**Required work:** Below are records; work out how many of their lines hold the string "Striatal" and give that number alone.

**Supplied entries:**
☆ ☆ ☆
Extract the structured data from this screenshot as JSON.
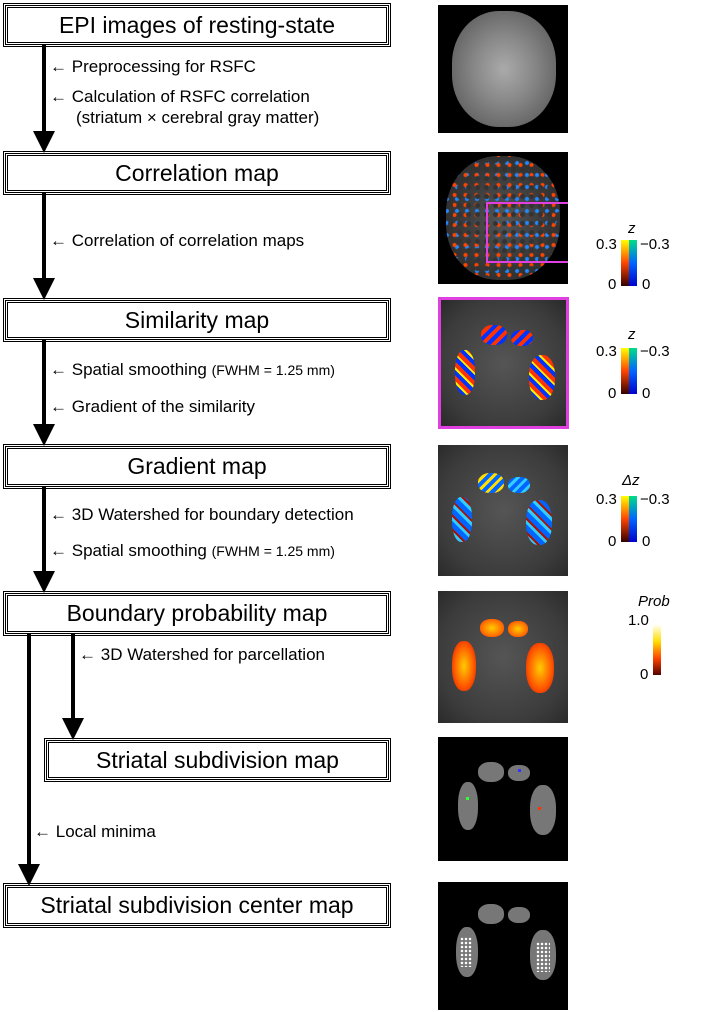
{
  "boxes": {
    "epi": "EPI images of resting-state",
    "correlation": "Correlation map",
    "similarity": "Similarity map",
    "gradient": "Gradient map",
    "boundary": "Boundary probability map",
    "subdivision": "Striatal subdivision map",
    "center": "Striatal subdivision center map"
  },
  "steps": {
    "s1": "Preprocessing for RSFC",
    "s2a": "Calculation of RSFC correlation",
    "s2b": "(striatum × cerebral gray matter)",
    "s3": "Correlation of correlation maps",
    "s4": "Spatial smoothing",
    "s4b": "(FWHM = 1.25 mm)",
    "s5": "Gradient of the similarity",
    "s6": "3D Watershed for boundary detection",
    "s7": "Spatial smoothing",
    "s7b": "(FWHM = 1.25 mm)",
    "s8": "3D Watershed for parcellation",
    "s9": "Local minima"
  },
  "colorbars": {
    "corr": {
      "title": "z",
      "pos_max": "0.3",
      "neg_max": "−0.3",
      "zero_l": "0",
      "zero_r": "0"
    },
    "sim": {
      "title": "z",
      "pos_max": "0.3",
      "neg_max": "−0.3",
      "zero_l": "0",
      "zero_r": "0"
    },
    "grad": {
      "title": "Δz",
      "pos_max": "0.3",
      "neg_max": "−0.3",
      "zero_l": "0",
      "zero_r": "0"
    },
    "prob": {
      "title": "Prob",
      "max": "1.0",
      "min": "0"
    }
  },
  "colors": {
    "highlight": "#e040e0",
    "hot": "#ff3000",
    "cool": "#0040ff"
  }
}
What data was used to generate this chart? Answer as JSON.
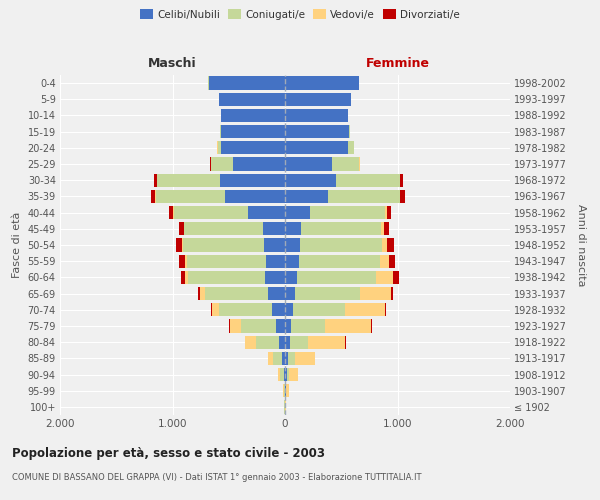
{
  "age_groups": [
    "100+",
    "95-99",
    "90-94",
    "85-89",
    "80-84",
    "75-79",
    "70-74",
    "65-69",
    "60-64",
    "55-59",
    "50-54",
    "45-49",
    "40-44",
    "35-39",
    "30-34",
    "25-29",
    "20-24",
    "15-19",
    "10-14",
    "5-9",
    "0-4"
  ],
  "birth_years": [
    "≤ 1902",
    "1903-1907",
    "1908-1912",
    "1913-1917",
    "1918-1922",
    "1923-1927",
    "1928-1932",
    "1933-1937",
    "1938-1942",
    "1943-1947",
    "1948-1952",
    "1953-1957",
    "1958-1962",
    "1963-1967",
    "1968-1972",
    "1973-1977",
    "1978-1982",
    "1983-1987",
    "1988-1992",
    "1993-1997",
    "1998-2002"
  ],
  "maschi": {
    "celibi": [
      2,
      4,
      12,
      25,
      55,
      80,
      120,
      150,
      180,
      170,
      185,
      195,
      330,
      530,
      580,
      460,
      570,
      570,
      570,
      590,
      680
    ],
    "coniugati": [
      3,
      8,
      30,
      80,
      200,
      310,
      470,
      560,
      680,
      700,
      720,
      700,
      660,
      620,
      560,
      200,
      30,
      5,
      2,
      1,
      1
    ],
    "vedovi": [
      1,
      5,
      20,
      50,
      100,
      100,
      60,
      50,
      25,
      15,
      10,
      5,
      5,
      2,
      1,
      1,
      1,
      0,
      0,
      0,
      0
    ],
    "divorziati": [
      0,
      0,
      0,
      0,
      2,
      5,
      8,
      15,
      40,
      55,
      55,
      45,
      35,
      40,
      25,
      5,
      3,
      1,
      0,
      0,
      0
    ]
  },
  "femmine": {
    "nubili": [
      2,
      5,
      15,
      25,
      40,
      55,
      70,
      90,
      110,
      120,
      130,
      140,
      220,
      380,
      450,
      420,
      560,
      570,
      560,
      590,
      660
    ],
    "coniugate": [
      2,
      5,
      20,
      65,
      165,
      300,
      460,
      580,
      700,
      720,
      730,
      710,
      670,
      640,
      570,
      240,
      50,
      10,
      3,
      1,
      1
    ],
    "vedove": [
      5,
      25,
      80,
      180,
      330,
      410,
      360,
      270,
      150,
      80,
      50,
      30,
      15,
      5,
      5,
      3,
      2,
      0,
      0,
      0,
      0
    ],
    "divorziate": [
      0,
      0,
      0,
      1,
      3,
      5,
      10,
      20,
      50,
      55,
      55,
      45,
      35,
      40,
      25,
      5,
      3,
      1,
      0,
      0,
      0
    ]
  },
  "colors": {
    "celibi": "#4472C4",
    "coniugati": "#C5D89A",
    "vedovi": "#FFD27F",
    "divorziati": "#C00000"
  },
  "title": "Popolazione per età, sesso e stato civile - 2003",
  "subtitle": "COMUNE DI BASSANO DEL GRAPPA (VI) - Dati ISTAT 1° gennaio 2003 - Elaborazione TUTTITALIA.IT",
  "ylabel": "Fasce di età",
  "ylabel_right": "Anni di nascita",
  "xlabel_left": "Maschi",
  "xlabel_right": "Femmine",
  "xlim": 2000,
  "xticks": [
    -2000,
    -1000,
    0,
    1000,
    2000
  ],
  "xticklabels": [
    "2.000",
    "1.000",
    "0",
    "1.000",
    "2.000"
  ],
  "bg_color": "#f0f0f0",
  "grid_color": "#ffffff"
}
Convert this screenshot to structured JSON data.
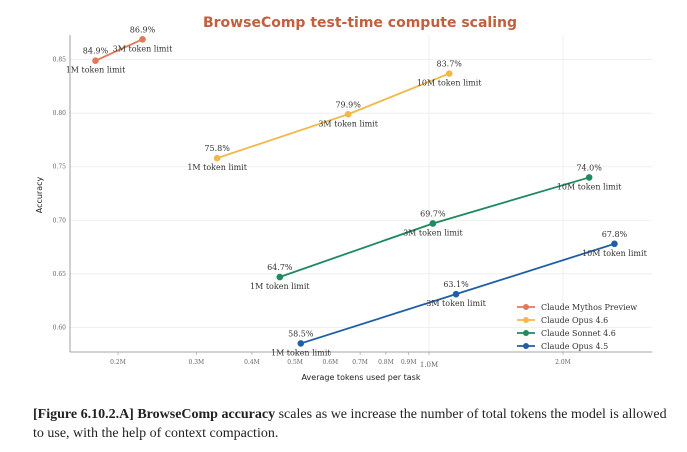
{
  "chart_data": {
    "type": "line",
    "title": "BrowseComp test-time compute scaling",
    "xlabel": "Average tokens used per task",
    "ylabel": "Accuracy",
    "xscale": "log",
    "xlim": [
      0.156,
      3.17
    ],
    "ylim": [
      0.577,
      0.873
    ],
    "x_ticks": [
      0.2,
      0.3,
      0.4,
      0.5,
      0.6,
      0.7,
      0.8,
      0.9,
      1.0,
      2.0
    ],
    "x_tick_labels": [
      "0.2M",
      "0.3M",
      "0.4M",
      "0.5M",
      "0.6M",
      "0.7M",
      "0.8M",
      "0.9M",
      "1.0M",
      "2.0M"
    ],
    "y_ticks": [
      0.6,
      0.65,
      0.7,
      0.75,
      0.8,
      0.85
    ],
    "y_tick_labels": [
      "0.60",
      "0.65",
      "0.70",
      "0.75",
      "0.80",
      "0.85"
    ],
    "grid": true,
    "legend_position": "bottom-right",
    "series": [
      {
        "name": "Claude Mythos Preview",
        "color": "#e07a5a",
        "x": [
          0.178,
          0.227
        ],
        "y": [
          0.849,
          0.869
        ],
        "value_labels": [
          "84.9%",
          "86.9%"
        ],
        "point_labels": [
          "1M token limit",
          "3M token limit"
        ]
      },
      {
        "name": "Claude Opus 4.6",
        "color": "#f2b84b",
        "x": [
          0.334,
          0.658,
          1.11
        ],
        "y": [
          0.758,
          0.799,
          0.837
        ],
        "value_labels": [
          "75.8%",
          "79.9%",
          "83.7%"
        ],
        "point_labels": [
          "1M token limit",
          "3M token limit",
          "10M token limit"
        ]
      },
      {
        "name": "Claude Sonnet 4.6",
        "color": "#1e8a5e",
        "x": [
          0.462,
          1.02,
          2.29
        ],
        "y": [
          0.647,
          0.697,
          0.74
        ],
        "value_labels": [
          "64.7%",
          "69.7%",
          "74.0%"
        ],
        "point_labels": [
          "1M token limit",
          "3M token limit",
          "10M token limit"
        ]
      },
      {
        "name": "Claude Opus 4.5",
        "color": "#1f5fa6",
        "x": [
          0.515,
          1.15,
          2.61
        ],
        "y": [
          0.585,
          0.631,
          0.678
        ],
        "value_labels": [
          "58.5%",
          "63.1%",
          "67.8%"
        ],
        "point_labels": [
          "1M token limit",
          "3M token limit",
          "10M token limit"
        ]
      }
    ]
  },
  "caption": {
    "prefix": "[Figure 6.10.2.A] BrowseComp accuracy",
    "text": " scales as we increase the number of total tokens the model is allowed to use, with the help of context compaction."
  }
}
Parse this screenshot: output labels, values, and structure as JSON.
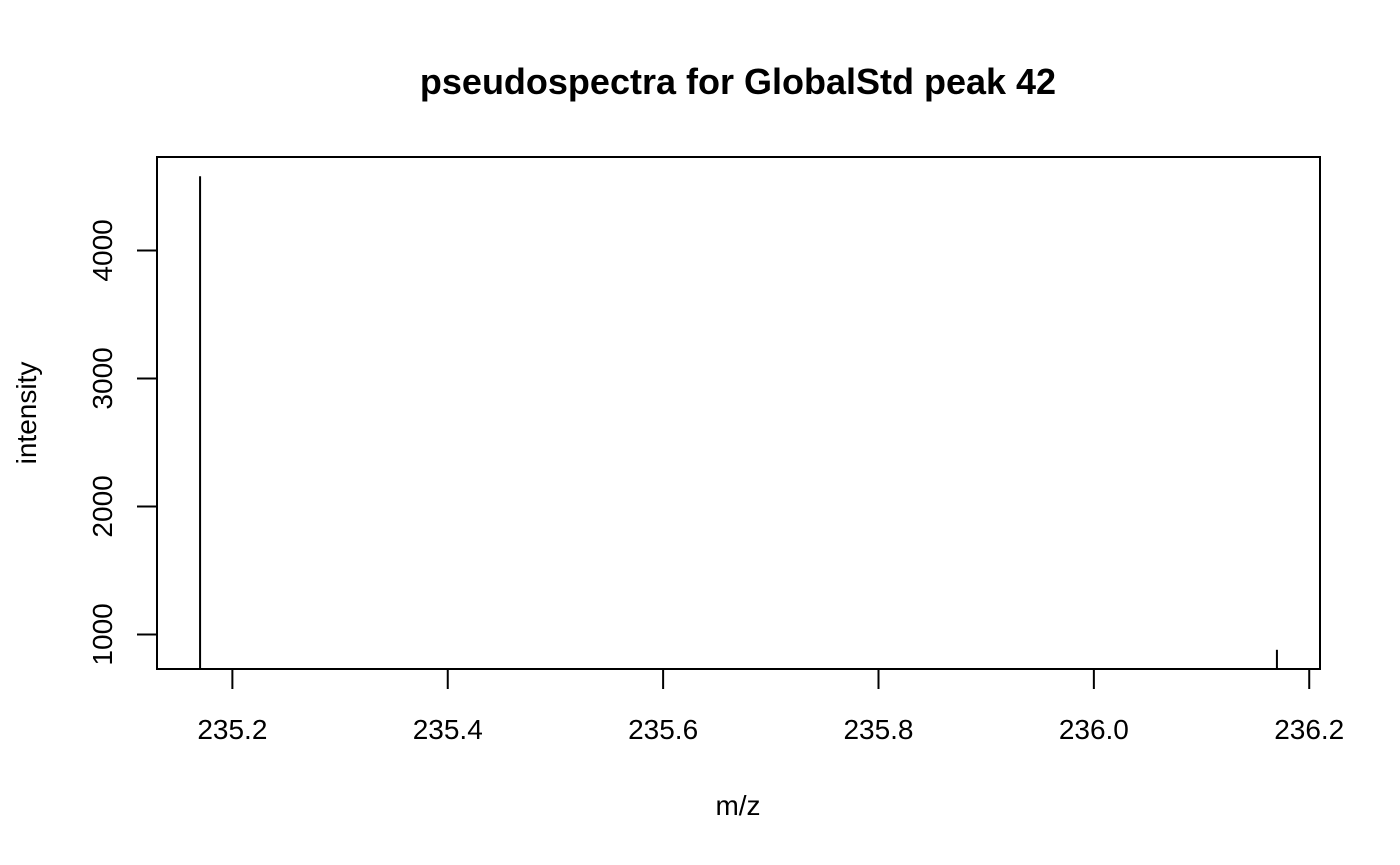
{
  "chart_data": {
    "type": "bar",
    "title": "pseudospectra for GlobalStd peak 42",
    "xlabel": "m/z",
    "ylabel": "intensity",
    "xlim": [
      235.13,
      236.21
    ],
    "ylim": [
      730,
      4730
    ],
    "x_ticks": [
      235.2,
      235.4,
      235.6,
      235.8,
      236.0,
      236.2
    ],
    "x_tick_labels": [
      "235.2",
      "235.4",
      "235.6",
      "235.8",
      "236.0",
      "236.2"
    ],
    "y_ticks": [
      1000,
      2000,
      3000,
      4000
    ],
    "y_tick_labels": [
      "1000",
      "2000",
      "3000",
      "4000"
    ],
    "peaks": [
      {
        "mz": 235.17,
        "intensity": 4580
      },
      {
        "mz": 236.17,
        "intensity": 880
      }
    ],
    "grid": false,
    "colors": {
      "line": "#000000",
      "background": "#ffffff"
    }
  }
}
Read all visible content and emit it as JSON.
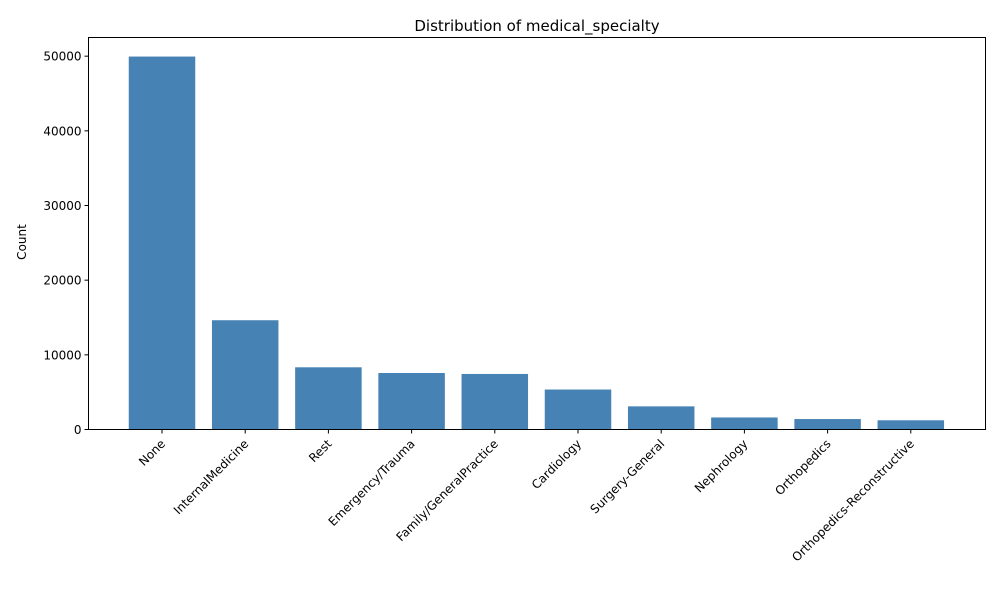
{
  "chart_data": {
    "type": "bar",
    "title": "Distribution of medical_specialty",
    "xlabel": "",
    "ylabel": "Count",
    "categories": [
      "None",
      "InternalMedicine",
      "Rest",
      "Emergency/Trauma",
      "Family/GeneralPractice",
      "Cardiology",
      "Surgery-General",
      "Nephrology",
      "Orthopedics",
      "Orthopedics-Reconstructive"
    ],
    "values": [
      49949,
      14635,
      8330,
      7565,
      7440,
      5352,
      3099,
      1613,
      1400,
      1233
    ],
    "ylim": [
      0,
      52500
    ],
    "yticks": [
      0,
      10000,
      20000,
      30000,
      40000,
      50000
    ],
    "ytick_labels": [
      "0",
      "10000",
      "20000",
      "30000",
      "40000",
      "50000"
    ],
    "grid": false,
    "legend": "none",
    "colors": {
      "bar": "#4682b4"
    }
  }
}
☆ ☆ ☆
**Correct answer:** 2